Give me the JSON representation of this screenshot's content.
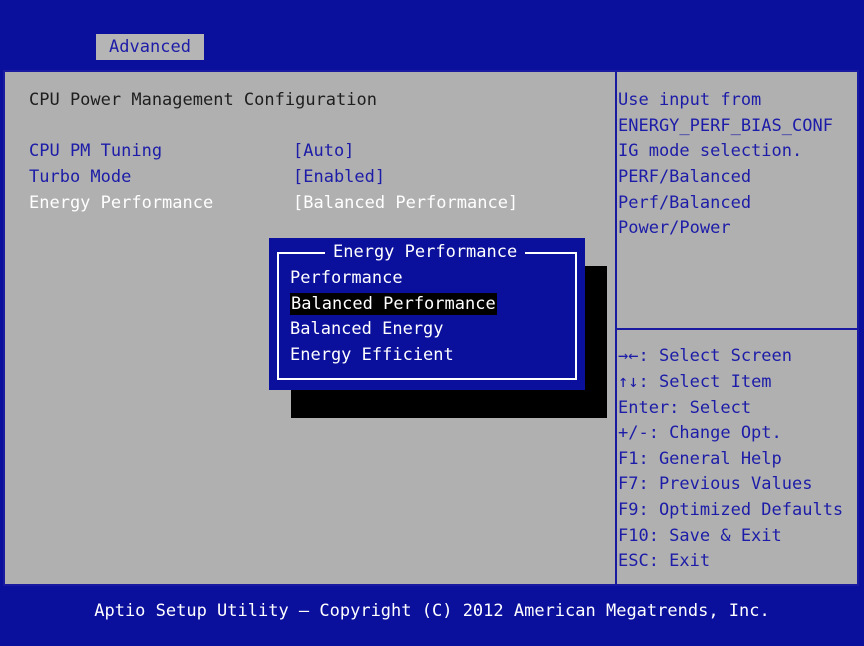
{
  "tabs": {
    "active": "Advanced"
  },
  "page": {
    "title": "CPU Power Management Configuration",
    "settings": [
      {
        "label": "CPU PM Tuning",
        "value": "[Auto]"
      },
      {
        "label": "Turbo Mode",
        "value": "[Enabled]"
      },
      {
        "label": "Energy Performance",
        "value": "[Balanced Performance]"
      }
    ]
  },
  "help": {
    "lines": [
      "Use input from",
      "ENERGY_PERF_BIAS_CONF",
      "IG mode selection.",
      "PERF/Balanced",
      "Perf/Balanced",
      "Power/Power"
    ]
  },
  "keys": [
    {
      "key": "→←",
      "desc": ": Select Screen"
    },
    {
      "key": "↑↓",
      "desc": ": Select Item"
    },
    {
      "key": "",
      "desc": "Enter: Select"
    },
    {
      "key": "",
      "desc": "+/-: Change Opt."
    },
    {
      "key": "",
      "desc": "F1: General Help"
    },
    {
      "key": "",
      "desc": "F7: Previous Values"
    },
    {
      "key": "",
      "desc": "F9: Optimized Defaults"
    },
    {
      "key": "",
      "desc": "F10: Save & Exit"
    },
    {
      "key": "",
      "desc": "ESC: Exit"
    }
  ],
  "popup": {
    "title": "Energy Performance",
    "options": [
      "Performance",
      "Balanced Performance",
      "Balanced Energy",
      "Energy Efficient"
    ],
    "selected_index": 1
  },
  "footer": "Aptio Setup Utility – Copyright (C) 2012 American Megatrends, Inc.",
  "colors": {
    "background": "#0a0f9c",
    "panel": "#b0b0b0",
    "accent": "#1c1ca8",
    "selection": "#000000"
  }
}
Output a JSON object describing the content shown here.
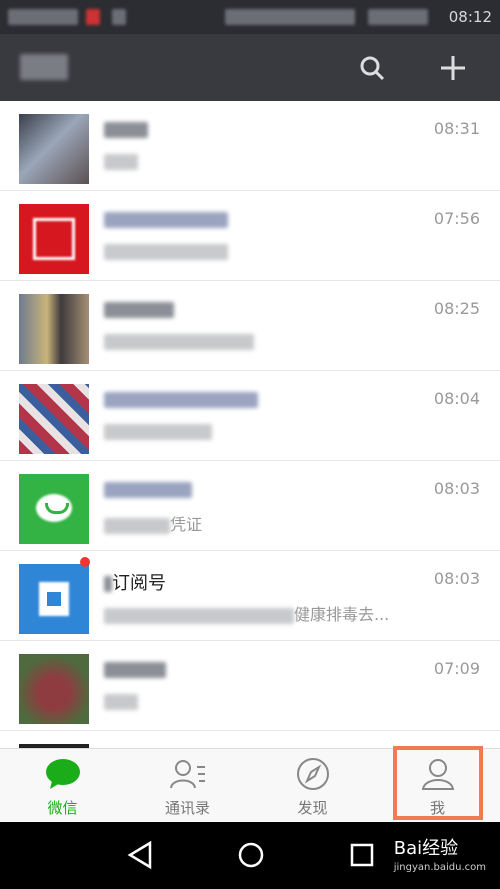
{
  "status_bar": {
    "time": "08:12"
  },
  "chats": [
    {
      "name": "",
      "message": "",
      "time": "08:31",
      "avatar_color": "#6b7a8f"
    },
    {
      "name": "",
      "message": "",
      "time": "07:56",
      "avatar_color": "#d7171f"
    },
    {
      "name": "",
      "message": "",
      "time": "08:25",
      "avatar_color": "#8a7a63"
    },
    {
      "name": "",
      "message": "",
      "time": "08:04",
      "avatar_color": "#b2354a"
    },
    {
      "name": "",
      "message": "凭证",
      "time": "08:03",
      "avatar_color": "#33b343"
    },
    {
      "name": "订阅号",
      "message": "健康排毒去...",
      "time": "08:03",
      "avatar_color": "#2f86d7"
    },
    {
      "name": "",
      "message": "",
      "time": "07:09",
      "avatar_color": "#8e3c40"
    }
  ],
  "tabs": [
    {
      "label": "微信",
      "icon": "chat-bubble-icon",
      "active": true
    },
    {
      "label": "通讯录",
      "icon": "contacts-icon",
      "active": false
    },
    {
      "label": "发现",
      "icon": "compass-icon",
      "active": false
    },
    {
      "label": "我",
      "icon": "person-icon",
      "active": false
    }
  ],
  "watermark": {
    "brand": "Bai经验",
    "url": "jingyan.baidu.com"
  },
  "colors": {
    "accent": "#1aad19",
    "appbar": "#393a3f",
    "highlight": "#ef7b51"
  }
}
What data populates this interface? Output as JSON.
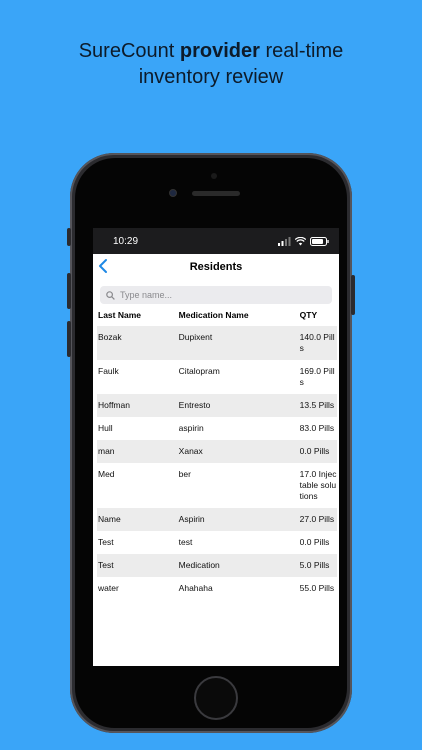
{
  "headline": {
    "line1_prefix": "SureCount",
    "line1_bold": "provider",
    "line1_suffix": "real-time",
    "line2": "inventory review"
  },
  "status_bar": {
    "time": "10:29"
  },
  "nav": {
    "title": "Residents",
    "back_icon": "chevron-left-icon"
  },
  "search": {
    "placeholder": "Type name..."
  },
  "table": {
    "headers": [
      "Last Name",
      "Medication Name",
      "QTY"
    ],
    "rows": [
      {
        "last_name": "Bozak",
        "medication": "Dupixent",
        "qty": "140.0 Pills"
      },
      {
        "last_name": "Faulk",
        "medication": "Citalopram",
        "qty": "169.0 Pills"
      },
      {
        "last_name": "Hoffman",
        "medication": "Entresto",
        "qty": "13.5 Pills"
      },
      {
        "last_name": "Hull",
        "medication": "aspirin",
        "qty": "83.0 Pills"
      },
      {
        "last_name": "man",
        "medication": "Xanax",
        "qty": "0.0 Pills"
      },
      {
        "last_name": "Med",
        "medication": "ber",
        "qty": "17.0 Injectable solutions"
      },
      {
        "last_name": "Name",
        "medication": "Aspirin",
        "qty": "27.0 Pills"
      },
      {
        "last_name": "Test",
        "medication": "test",
        "qty": "0.0 Pills"
      },
      {
        "last_name": "Test",
        "medication": "Medication",
        "qty": "5.0 Pills"
      },
      {
        "last_name": "water",
        "medication": "Ahahaha",
        "qty": "55.0 Pills"
      }
    ]
  },
  "colors": {
    "background": "#3aa5f8",
    "accent": "#1e88e5",
    "row_shade": "#ececec"
  }
}
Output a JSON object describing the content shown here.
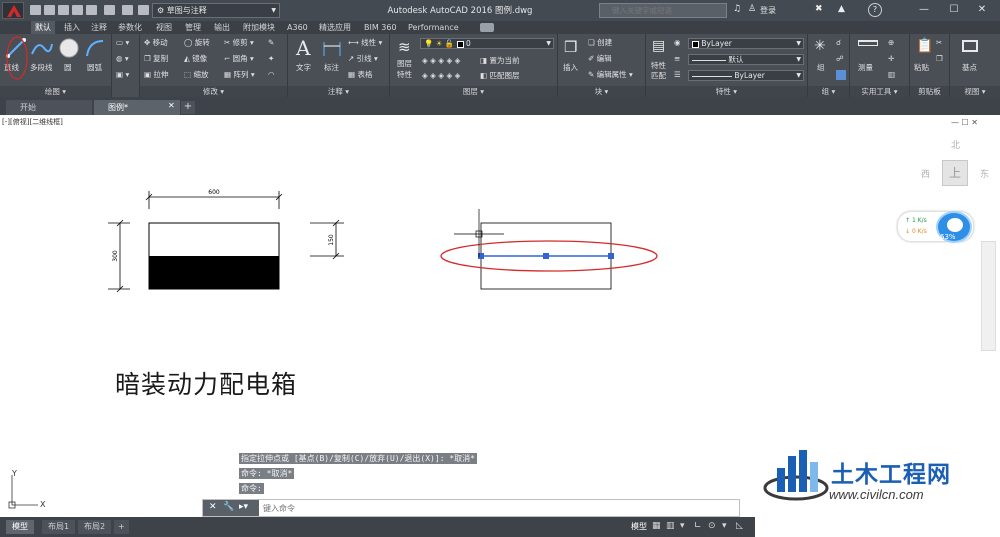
{
  "title_bar": {
    "workspace": "草图与注释",
    "title": "Autodesk AutoCAD 2016    图例.dwg",
    "search_placeholder": "键入关键字或短语",
    "login": "登录",
    "help": "?"
  },
  "ribbon_tabs": [
    "默认",
    "插入",
    "注释",
    "参数化",
    "视图",
    "管理",
    "输出",
    "附加模块",
    "A360",
    "精选应用",
    "BIM 360",
    "Performance"
  ],
  "ribbon": {
    "draw": {
      "line": "直线",
      "polyline": "多段线",
      "circle": "圆",
      "arc": "圆弧",
      "footer": "绘图 ▾"
    },
    "modify": {
      "move": "移动",
      "rotate": "旋转",
      "trim": "修剪",
      "copy": "复制",
      "mirror": "镜像",
      "fillet": "圆角",
      "stretch": "拉伸",
      "scale": "缩放",
      "array": "阵列",
      "footer": "修改 ▾"
    },
    "annotation": {
      "text": "文字",
      "dimension": "标注",
      "linear": "线性",
      "leader": "引线",
      "table": "表格",
      "footer": "注释 ▾"
    },
    "layers": {
      "layer_props_1": "图层",
      "layer_props_2": "特性",
      "current_layer": "0",
      "set_current": "置为当前",
      "match_layer": "匹配图层",
      "footer": "图层 ▾"
    },
    "block": {
      "insert": "插入",
      "create": "创建",
      "edit": "编辑",
      "edit_attr": "编辑属性",
      "footer": "块 ▾"
    },
    "properties": {
      "match_1": "特性",
      "match_2": "匹配",
      "color": "ByLayer",
      "linetype": "默认",
      "lineweight": "ByLayer",
      "footer": "特性 ▾"
    },
    "groups": {
      "group": "组",
      "footer": "组 ▾"
    },
    "utilities": {
      "measure": "测量",
      "footer": "实用工具 ▾"
    },
    "clipboard": {
      "paste": "粘贴",
      "footer": "剪贴板"
    },
    "view": {
      "base": "基点",
      "footer": "视图 ▾"
    }
  },
  "file_tabs": [
    "开始",
    "图例*"
  ],
  "viewport": {
    "label": "[-][俯视][二维线框]",
    "viewcube": {
      "north": "北",
      "west": "西",
      "east": "东",
      "face": "上"
    },
    "netspeed": {
      "up": "1  K/s",
      "down": "0  K/s",
      "percent": "63%"
    },
    "dims": {
      "width": "600",
      "height": "300",
      "half": "150"
    },
    "big_title": "暗装动力配电箱",
    "ucs_x": "X",
    "ucs_y": "Y"
  },
  "command": {
    "history": [
      "指定拉伸点或 [基点(B)/复制(C)/放弃(U)/退出(X)]: *取消*",
      "命令: *取消*",
      "命令:"
    ],
    "placeholder": "键入命令"
  },
  "status": {
    "tabs": [
      "模型",
      "布局1",
      "布局2"
    ],
    "model_button": "模型"
  },
  "watermark": {
    "text": "土木工程网",
    "url": "www.civilcn.com"
  },
  "colors": {
    "ribbon_bg": "#4a4f56",
    "highlight_red": "#d42a2a",
    "grip_blue": "#2f63d6",
    "brand_blue": "#1a5fb4"
  }
}
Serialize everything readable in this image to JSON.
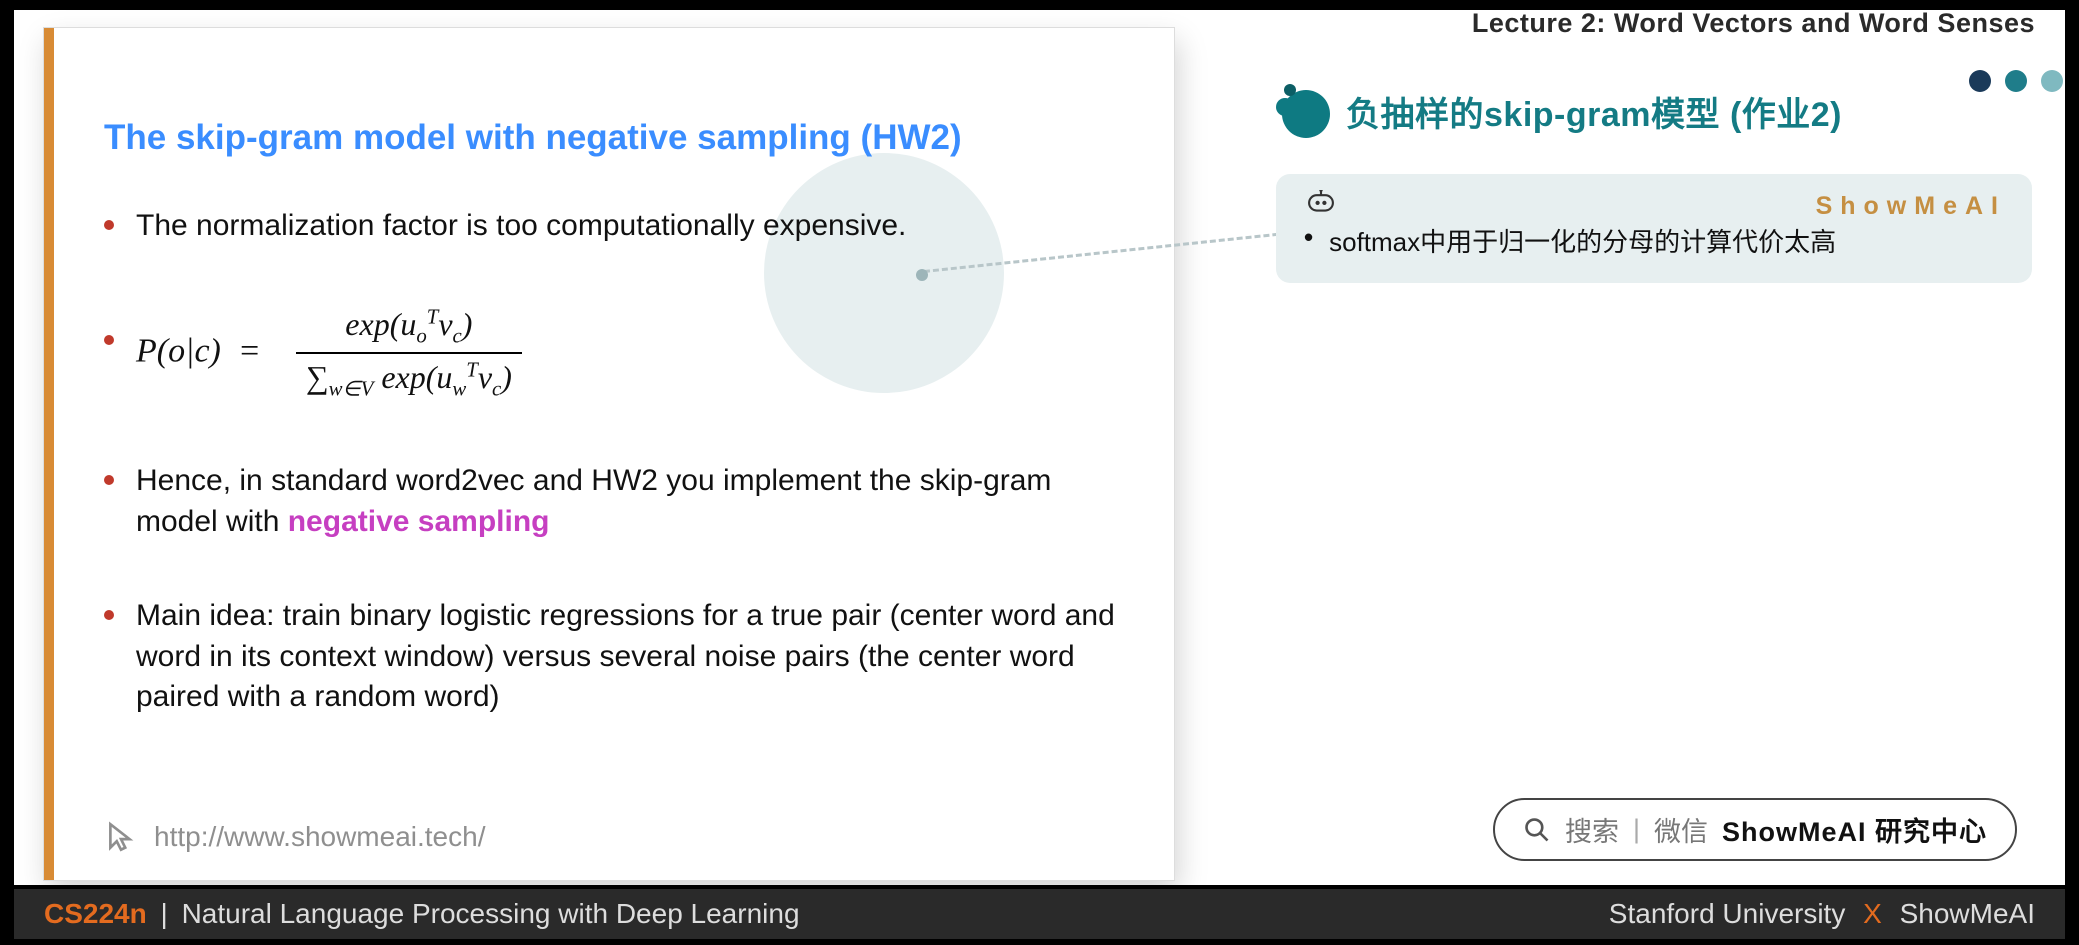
{
  "header": {
    "lecture_label": "Lecture 2:  Word Vectors and Word Senses"
  },
  "slide": {
    "title": "The skip-gram model with negative sampling (HW2)",
    "bullets": {
      "b1": "The normalization factor is too computationally expensive.",
      "formula": {
        "lhs": "P(o|c)  =",
        "num": "exp(uₒᵀv𝒸)",
        "den": "∑_{w∈V} exp(u_wᵀv𝒸)"
      },
      "b3_pre": "Hence, in standard word2vec and HW2 you implement the skip-gram model with ",
      "b3_em": "negative sampling",
      "b4": "Main idea: train binary logistic regressions for a true pair (center word and word in its context window) versus several noise pairs (the center word paired with a random word)"
    },
    "link": "http://www.showmeai.tech/"
  },
  "right": {
    "cn_title": "负抽样的skip-gram模型 (作业2)",
    "tag": "ShowMeAI",
    "note": "softmax中用于归一化的分母的计算代价太高"
  },
  "search": {
    "hint": "搜索",
    "sep": "|",
    "wx": "微信",
    "strong": "ShowMeAI 研究中心"
  },
  "footer": {
    "course": "CS224n",
    "pipe": "|",
    "subtitle": "Natural Language Processing with Deep Learning",
    "uni": "Stanford University",
    "x": "X",
    "org": "ShowMeAI"
  }
}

──────

Copy out all lines where the word "icon" appears.

      "icon": "chat-bubble-icon",
      "icon": "contacts-icon",
      "icon": "compass-icon",
      "icon": "person-icon",
    "back_icon": "chevron-left-icon"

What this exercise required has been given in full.